# Dataset entries:
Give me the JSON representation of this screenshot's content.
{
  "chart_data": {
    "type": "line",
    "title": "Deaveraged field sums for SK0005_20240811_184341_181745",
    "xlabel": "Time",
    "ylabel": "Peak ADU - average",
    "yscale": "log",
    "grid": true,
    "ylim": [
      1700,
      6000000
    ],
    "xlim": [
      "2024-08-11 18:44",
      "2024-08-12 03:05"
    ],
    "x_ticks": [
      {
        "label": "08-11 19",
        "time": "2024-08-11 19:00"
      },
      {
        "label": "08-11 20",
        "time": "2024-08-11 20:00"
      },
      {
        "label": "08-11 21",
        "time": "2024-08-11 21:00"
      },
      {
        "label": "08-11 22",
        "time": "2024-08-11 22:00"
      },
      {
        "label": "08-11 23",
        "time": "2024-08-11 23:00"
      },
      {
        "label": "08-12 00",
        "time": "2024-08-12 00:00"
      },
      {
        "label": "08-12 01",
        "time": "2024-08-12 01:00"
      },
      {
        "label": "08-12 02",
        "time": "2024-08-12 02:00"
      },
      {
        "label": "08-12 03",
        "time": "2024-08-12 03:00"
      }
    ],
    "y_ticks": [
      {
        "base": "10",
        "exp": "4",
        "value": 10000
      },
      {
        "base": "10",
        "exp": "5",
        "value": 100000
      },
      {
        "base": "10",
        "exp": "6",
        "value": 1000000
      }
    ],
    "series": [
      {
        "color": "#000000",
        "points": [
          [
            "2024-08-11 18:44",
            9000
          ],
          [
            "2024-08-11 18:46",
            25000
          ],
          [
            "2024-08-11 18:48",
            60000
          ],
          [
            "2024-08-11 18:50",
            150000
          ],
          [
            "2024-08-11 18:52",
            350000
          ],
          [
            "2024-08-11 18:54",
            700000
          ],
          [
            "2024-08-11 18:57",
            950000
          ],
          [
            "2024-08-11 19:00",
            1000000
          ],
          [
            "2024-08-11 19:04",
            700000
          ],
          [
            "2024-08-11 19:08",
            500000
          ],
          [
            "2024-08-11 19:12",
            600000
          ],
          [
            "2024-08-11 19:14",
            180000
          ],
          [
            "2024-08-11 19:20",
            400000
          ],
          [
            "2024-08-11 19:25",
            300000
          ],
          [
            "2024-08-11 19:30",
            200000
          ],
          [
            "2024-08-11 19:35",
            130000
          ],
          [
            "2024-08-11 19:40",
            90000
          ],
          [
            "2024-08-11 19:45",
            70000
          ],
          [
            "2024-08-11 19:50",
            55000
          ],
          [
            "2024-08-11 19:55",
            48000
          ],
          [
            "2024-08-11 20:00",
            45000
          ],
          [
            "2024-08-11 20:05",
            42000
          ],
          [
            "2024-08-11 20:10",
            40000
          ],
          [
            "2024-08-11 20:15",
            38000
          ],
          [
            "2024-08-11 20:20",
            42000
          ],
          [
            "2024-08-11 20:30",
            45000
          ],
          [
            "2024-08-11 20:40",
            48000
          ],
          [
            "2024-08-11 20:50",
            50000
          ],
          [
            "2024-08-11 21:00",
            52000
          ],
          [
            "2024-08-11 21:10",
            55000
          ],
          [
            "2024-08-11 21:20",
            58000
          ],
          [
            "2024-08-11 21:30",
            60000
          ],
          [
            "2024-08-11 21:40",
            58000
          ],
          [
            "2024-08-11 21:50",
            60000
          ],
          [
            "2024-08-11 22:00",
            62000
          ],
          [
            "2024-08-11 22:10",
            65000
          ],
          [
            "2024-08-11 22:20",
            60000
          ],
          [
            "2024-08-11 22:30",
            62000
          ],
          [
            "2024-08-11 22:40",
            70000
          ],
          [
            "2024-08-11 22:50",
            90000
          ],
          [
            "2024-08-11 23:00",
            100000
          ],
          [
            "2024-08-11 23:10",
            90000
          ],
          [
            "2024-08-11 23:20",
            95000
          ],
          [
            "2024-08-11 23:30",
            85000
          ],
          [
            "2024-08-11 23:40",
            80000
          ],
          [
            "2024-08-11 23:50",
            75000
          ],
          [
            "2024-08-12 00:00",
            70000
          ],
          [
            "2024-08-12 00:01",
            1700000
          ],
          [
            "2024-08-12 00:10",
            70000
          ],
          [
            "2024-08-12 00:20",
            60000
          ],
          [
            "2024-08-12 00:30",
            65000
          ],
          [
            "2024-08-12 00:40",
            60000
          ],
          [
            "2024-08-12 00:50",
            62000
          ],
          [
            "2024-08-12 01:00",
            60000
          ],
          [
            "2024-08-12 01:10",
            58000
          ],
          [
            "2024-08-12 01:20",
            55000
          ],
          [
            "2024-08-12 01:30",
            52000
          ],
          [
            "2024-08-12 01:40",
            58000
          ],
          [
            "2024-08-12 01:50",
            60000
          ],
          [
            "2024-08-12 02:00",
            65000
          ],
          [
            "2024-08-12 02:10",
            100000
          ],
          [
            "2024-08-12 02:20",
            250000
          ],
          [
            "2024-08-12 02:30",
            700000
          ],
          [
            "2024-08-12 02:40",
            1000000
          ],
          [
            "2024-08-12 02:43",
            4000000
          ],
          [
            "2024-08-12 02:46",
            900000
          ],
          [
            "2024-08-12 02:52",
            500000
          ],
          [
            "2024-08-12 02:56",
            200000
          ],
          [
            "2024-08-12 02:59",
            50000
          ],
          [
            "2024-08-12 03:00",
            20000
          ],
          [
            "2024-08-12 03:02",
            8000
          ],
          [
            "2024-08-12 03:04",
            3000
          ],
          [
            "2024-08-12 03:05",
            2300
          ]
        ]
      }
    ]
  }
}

# Work to be completed:
Set down every line of the listing above again, exactly as given.

# Exercise output:
Give me the JSON representation of this screenshot's content.
{
  "chart_data": {
    "type": "line",
    "title": "Deaveraged field sums for SK0005_20240811_184341_181745",
    "xlabel": "Time",
    "ylabel": "Peak ADU - average",
    "yscale": "log",
    "grid": true,
    "ylim": [
      1700,
      6000000
    ],
    "xlim": [
      "2024-08-11 18:44",
      "2024-08-12 03:05"
    ],
    "x_ticks": [
      {
        "label": "08-11 19",
        "time": "2024-08-11 19:00"
      },
      {
        "label": "08-11 20",
        "time": "2024-08-11 20:00"
      },
      {
        "label": "08-11 21",
        "time": "2024-08-11 21:00"
      },
      {
        "label": "08-11 22",
        "time": "2024-08-11 22:00"
      },
      {
        "label": "08-11 23",
        "time": "2024-08-11 23:00"
      },
      {
        "label": "08-12 00",
        "time": "2024-08-12 00:00"
      },
      {
        "label": "08-12 01",
        "time": "2024-08-12 01:00"
      },
      {
        "label": "08-12 02",
        "time": "2024-08-12 02:00"
      },
      {
        "label": "08-12 03",
        "time": "2024-08-12 03:00"
      }
    ],
    "y_ticks": [
      {
        "base": "10",
        "exp": "4",
        "value": 10000
      },
      {
        "base": "10",
        "exp": "5",
        "value": 100000
      },
      {
        "base": "10",
        "exp": "6",
        "value": 1000000
      }
    ],
    "series": [
      {
        "color": "#000000",
        "points": [
          [
            "2024-08-11 18:44",
            9000
          ],
          [
            "2024-08-11 18:46",
            25000
          ],
          [
            "2024-08-11 18:48",
            60000
          ],
          [
            "2024-08-11 18:50",
            150000
          ],
          [
            "2024-08-11 18:52",
            350000
          ],
          [
            "2024-08-11 18:54",
            700000
          ],
          [
            "2024-08-11 18:57",
            950000
          ],
          [
            "2024-08-11 19:00",
            1000000
          ],
          [
            "2024-08-11 19:04",
            700000
          ],
          [
            "2024-08-11 19:08",
            500000
          ],
          [
            "2024-08-11 19:12",
            600000
          ],
          [
            "2024-08-11 19:14",
            180000
          ],
          [
            "2024-08-11 19:20",
            400000
          ],
          [
            "2024-08-11 19:25",
            300000
          ],
          [
            "2024-08-11 19:30",
            200000
          ],
          [
            "2024-08-11 19:35",
            130000
          ],
          [
            "2024-08-11 19:40",
            90000
          ],
          [
            "2024-08-11 19:45",
            70000
          ],
          [
            "2024-08-11 19:50",
            55000
          ],
          [
            "2024-08-11 19:55",
            48000
          ],
          [
            "2024-08-11 20:00",
            45000
          ],
          [
            "2024-08-11 20:05",
            42000
          ],
          [
            "2024-08-11 20:10",
            40000
          ],
          [
            "2024-08-11 20:15",
            38000
          ],
          [
            "2024-08-11 20:20",
            42000
          ],
          [
            "2024-08-11 20:30",
            45000
          ],
          [
            "2024-08-11 20:40",
            48000
          ],
          [
            "2024-08-11 20:50",
            50000
          ],
          [
            "2024-08-11 21:00",
            52000
          ],
          [
            "2024-08-11 21:10",
            55000
          ],
          [
            "2024-08-11 21:20",
            58000
          ],
          [
            "2024-08-11 21:30",
            60000
          ],
          [
            "2024-08-11 21:40",
            58000
          ],
          [
            "2024-08-11 21:50",
            60000
          ],
          [
            "2024-08-11 22:00",
            62000
          ],
          [
            "2024-08-11 22:10",
            65000
          ],
          [
            "2024-08-11 22:20",
            60000
          ],
          [
            "2024-08-11 22:30",
            62000
          ],
          [
            "2024-08-11 22:40",
            70000
          ],
          [
            "2024-08-11 22:50",
            90000
          ],
          [
            "2024-08-11 23:00",
            100000
          ],
          [
            "2024-08-11 23:10",
            90000
          ],
          [
            "2024-08-11 23:20",
            95000
          ],
          [
            "2024-08-11 23:30",
            85000
          ],
          [
            "2024-08-11 23:40",
            80000
          ],
          [
            "2024-08-11 23:50",
            75000
          ],
          [
            "2024-08-12 00:00",
            70000
          ],
          [
            "2024-08-12 00:01",
            1700000
          ],
          [
            "2024-08-12 00:10",
            70000
          ],
          [
            "2024-08-12 00:20",
            60000
          ],
          [
            "2024-08-12 00:30",
            65000
          ],
          [
            "2024-08-12 00:40",
            60000
          ],
          [
            "2024-08-12 00:50",
            62000
          ],
          [
            "2024-08-12 01:00",
            60000
          ],
          [
            "2024-08-12 01:10",
            58000
          ],
          [
            "2024-08-12 01:20",
            55000
          ],
          [
            "2024-08-12 01:30",
            52000
          ],
          [
            "2024-08-12 01:40",
            58000
          ],
          [
            "2024-08-12 01:50",
            60000
          ],
          [
            "2024-08-12 02:00",
            65000
          ],
          [
            "2024-08-12 02:10",
            100000
          ],
          [
            "2024-08-12 02:20",
            250000
          ],
          [
            "2024-08-12 02:30",
            700000
          ],
          [
            "2024-08-12 02:40",
            1000000
          ],
          [
            "2024-08-12 02:43",
            4000000
          ],
          [
            "2024-08-12 02:46",
            900000
          ],
          [
            "2024-08-12 02:52",
            500000
          ],
          [
            "2024-08-12 02:56",
            200000
          ],
          [
            "2024-08-12 02:59",
            50000
          ],
          [
            "2024-08-12 03:00",
            20000
          ],
          [
            "2024-08-12 03:02",
            8000
          ],
          [
            "2024-08-12 03:04",
            3000
          ],
          [
            "2024-08-12 03:05",
            2300
          ]
        ]
      }
    ]
  }
}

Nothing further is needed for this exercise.